--- INSTRUCTION ---
Transcribe each entry below exactly. Pictures do not go in the copy.

--- TASK DATA ---
+ + +
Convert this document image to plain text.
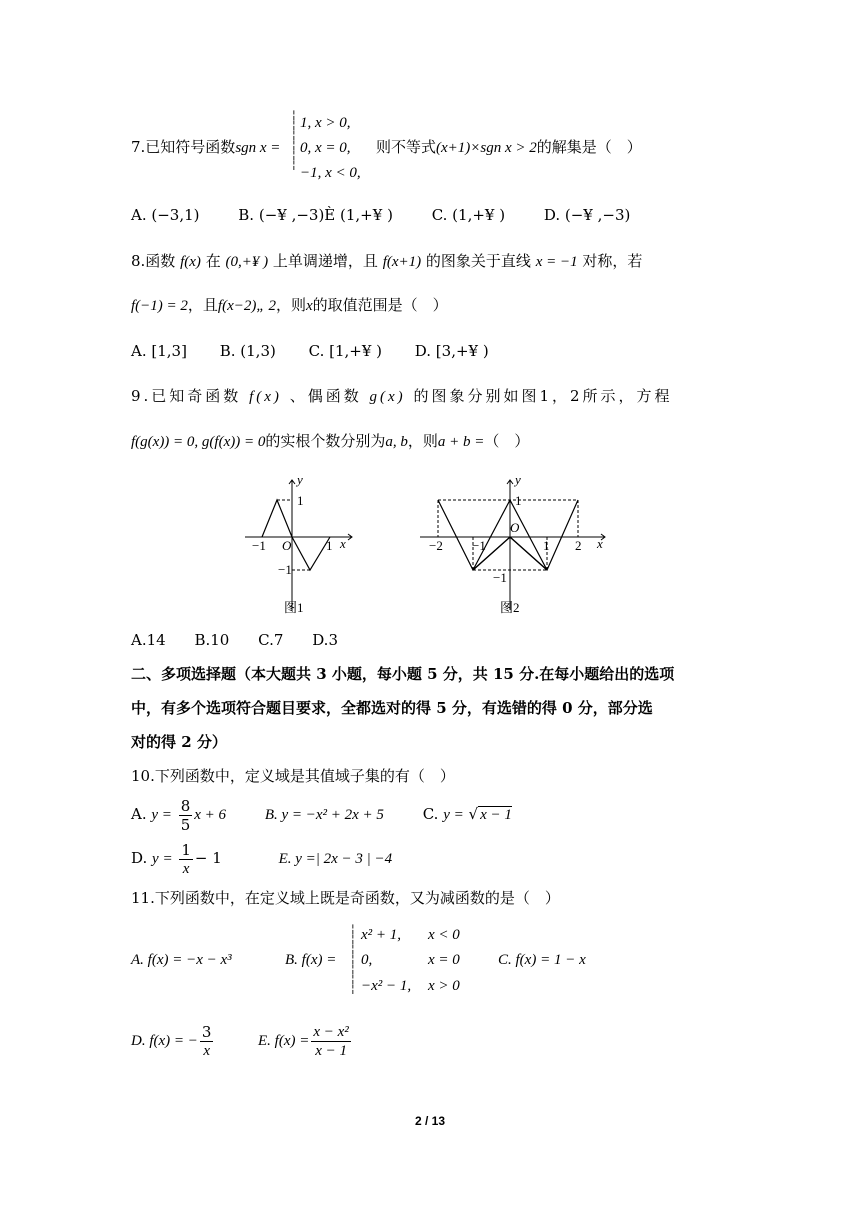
1, x > 0,
0, x = 0,
−1, x < 0,
¦
¦
¦
¦
¦
¦
7.已知符号函数sgn x =	则不等式(x+1)×sgn x > 2的解集是（　）
A. (−3,1)	B. (−¥ ,−3)È (1,+¥ )	C. (1,+¥ )	D. (−¥ ,−3)
8.函数 f(x) 在 (0,+¥ ) 上单调递增，且 f(x+1) 的图象关于直线 x = −1 对称，若
f(−1) = 2，且f(x−2)„ 2，则x的取值范围是（　）
A. [1,3] B. (1,3) C. [1,+¥ ) D. [3,+¥ )
9.已知奇函数 f(x) 、偶函数 g(x) 的图象分别如图1，2所示，方程
f(g(x)) = 0, g(f(x)) = 0的实根个数分别为a, b，则a + b =（　）
y
x
O
1
−1
1
−1
图1
y
x
O
1
−1
1
−1	2
−2
图2
A.14 B.10 C.7 D.3
二、多项选择题（本大题共 3 小题，每小题 5 分，共 15 分.在每小题给出的选项
中，有多个选项符合题目要求，全都选对的得 5 分，有选错的得 0 分，部分选
对的得 2 分）
10.下列函数中，定义域是其值域子集的有（　）
A. $y = \frac{8}{5}$ x + 6	B. y = −x² + 2x + 5	C. y = √ x − 1
D. $y = \frac{1}{x} - 1$	E. y =| 2x − 3 | −4
11.下列函数中，在定义域上既是奇函数，又为减函数的是（　）
A. f(x) = −x − x³	B. f(x) =
¦
¦
¦
¦
¦
¦
¦
x² + 1, x < 0
0,	x = 0
−x² − 1, x > 0
C. f(x) = 1 − x
D. f(x) = − $\frac{3}{x}$	E. $f(x) = \frac{\text{x − x²}}{x - 1}$
2 / 13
+ + +
--- SOLUTION TO THIS TASK ---
Convert this document image to plain text.
1, x > 0,
0, x = 0,
−1, x < 0,
¦
¦
¦
¦
¦
¦
7.已知符号函数sgn x =	则不等式(x+1)×sgn x > 2的解集是（　）
A. (−3,1)	B. (−¥ ,−3)È (1,+¥ )	C. (1,+¥ )	D. (−¥ ,−3)
8.函数 f(x) 在 (0,+¥ ) 上单调递增，且 f(x+1) 的图象关于直线 x = −1 对称，若
f(−1) = 2，且f(x−2)„ 2，则x的取值范围是（　）
A. [1,3] B. (1,3) C. [1,+¥ ) D. [3,+¥ )
9.已知奇函数 f(x) 、偶函数 g(x) 的图象分别如图1，2所示，方程
f(g(x)) = 0, g(f(x)) = 0的实根个数分别为a, b，则a + b =（　）
y
x
O
1
−1
1
−1
图1
y
x
O
1
−1
1
−1	2
−2
图2
A.14 B.10 C.7 D.3
二、多项选择题（本大题共 3 小题，每小题 5 分，共 15 分.在每小题给出的选项
中，有多个选项符合题目要求，全都选对的得 5 分，有选错的得 0 分，部分选
对的得 2 分）
10.下列函数中，定义域是其值域子集的有（　）
A. $y = \frac{8}{5}$ x + 6	B. y = −x² + 2x + 5	C. y = √ x − 1
D. $y = \frac{1}{x} - 1$	E. y =| 2x − 3 | −4
11.下列函数中，在定义域上既是奇函数，又为减函数的是（　）
A. f(x) = −x − x³	B. f(x) =
¦
¦
¦
¦
¦
¦
¦
x² + 1, x < 0
0,	x = 0
−x² − 1, x > 0
C. f(x) = 1 − x
D. f(x) = − $\frac{3}{x}$	E. $f(x) = \frac{\text{x − x²}}{x - 1}$
2 / 13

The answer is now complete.